■ **THE REQUEST**: Exact reproduction is required for all entries.

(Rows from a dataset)
-- start --
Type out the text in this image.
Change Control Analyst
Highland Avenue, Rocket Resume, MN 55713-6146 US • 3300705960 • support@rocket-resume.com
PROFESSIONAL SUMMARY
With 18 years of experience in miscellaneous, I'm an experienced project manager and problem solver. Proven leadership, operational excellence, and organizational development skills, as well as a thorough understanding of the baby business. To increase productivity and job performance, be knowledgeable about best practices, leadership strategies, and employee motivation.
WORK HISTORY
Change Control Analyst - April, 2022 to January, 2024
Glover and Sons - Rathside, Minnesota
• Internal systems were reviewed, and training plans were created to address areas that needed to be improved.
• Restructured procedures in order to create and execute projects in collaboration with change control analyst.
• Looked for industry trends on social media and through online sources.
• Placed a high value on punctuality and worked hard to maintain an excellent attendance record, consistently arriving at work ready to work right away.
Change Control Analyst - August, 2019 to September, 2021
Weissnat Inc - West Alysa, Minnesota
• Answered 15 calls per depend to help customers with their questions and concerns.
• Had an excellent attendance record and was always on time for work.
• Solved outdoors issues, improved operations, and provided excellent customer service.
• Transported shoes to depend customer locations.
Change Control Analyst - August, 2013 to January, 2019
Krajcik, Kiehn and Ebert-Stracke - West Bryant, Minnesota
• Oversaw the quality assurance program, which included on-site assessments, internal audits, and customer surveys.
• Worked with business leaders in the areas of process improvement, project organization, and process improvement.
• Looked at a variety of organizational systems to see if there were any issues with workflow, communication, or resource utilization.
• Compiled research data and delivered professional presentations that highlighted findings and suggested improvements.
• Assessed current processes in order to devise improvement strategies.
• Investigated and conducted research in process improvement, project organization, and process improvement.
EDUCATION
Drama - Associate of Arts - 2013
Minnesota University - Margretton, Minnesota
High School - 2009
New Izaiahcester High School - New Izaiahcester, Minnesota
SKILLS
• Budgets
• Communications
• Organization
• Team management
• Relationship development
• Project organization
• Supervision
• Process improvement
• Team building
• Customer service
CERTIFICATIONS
-- end --
■ **EXERCISE RESPONSE**:
Type out the text in this image.
Change Control Analyst
Highland Avenue, Rocket Resume, MN 55713-6146 US • 3300705960 • support@rocket-resume.com
PROFESSIONAL SUMMARY
With 18 years of experience in miscellaneous, I'm an experienced project manager and problem solver. Proven leadership, operational excellence, and organizational development skills, as well as a thorough understanding of the baby business. To increase productivity and job performance, be knowledgeable about best practices, leadership strategies, and employee motivation.
WORK HISTORY
Change Control Analyst - April, 2022 to January, 2024
Glover and Sons - Rathside, Minnesota
• Internal systems were reviewed, and training plans were created to address areas that needed to be improved.
• Restructured procedures in order to create and execute projects in collaboration with change control analyst.
• Looked for industry trends on social media and through online sources.
• Placed a high value on punctuality and worked hard to maintain an excellent attendance record, consistently arriving at work ready to work right away.
Change Control Analyst - August, 2019 to September, 2021
Weissnat Inc - West Alysa, Minnesota
• Answered 15 calls per depend to help customers with their questions and concerns.
• Had an excellent attendance record and was always on time for work.
• Solved outdoors issues, improved operations, and provided excellent customer service.
• Transported shoes to depend customer locations.
Change Control Analyst - August, 2013 to January, 2019
Krajcik, Kiehn and Ebert-Stracke - West Bryant, Minnesota
• Oversaw the quality assurance program, which included on-site assessments, internal audits, and customer surveys.
• Worked with business leaders in the areas of process improvement, project organization, and process improvement.
• Looked at a variety of organizational systems to see if there were any issues with workflow, communication, or resource utilization.
• Compiled research data and delivered professional presentations that highlighted findings and suggested improvements.
• Assessed current processes in order to devise improvement strategies.
• Investigated and conducted research in process improvement, project organization, and process improvement.
EDUCATION
Drama - Associate of Arts - 2013
Minnesota University - Margretton, Minnesota
High School - 2009
New Izaiahcester High School - New Izaiahcester, Minnesota
SKILLS
• Budgets
• Communications
• Organization
• Team management
• Relationship development
• Project organization
• Supervision
• Process improvement
• Team building
• Customer service
CERTIFICATIONS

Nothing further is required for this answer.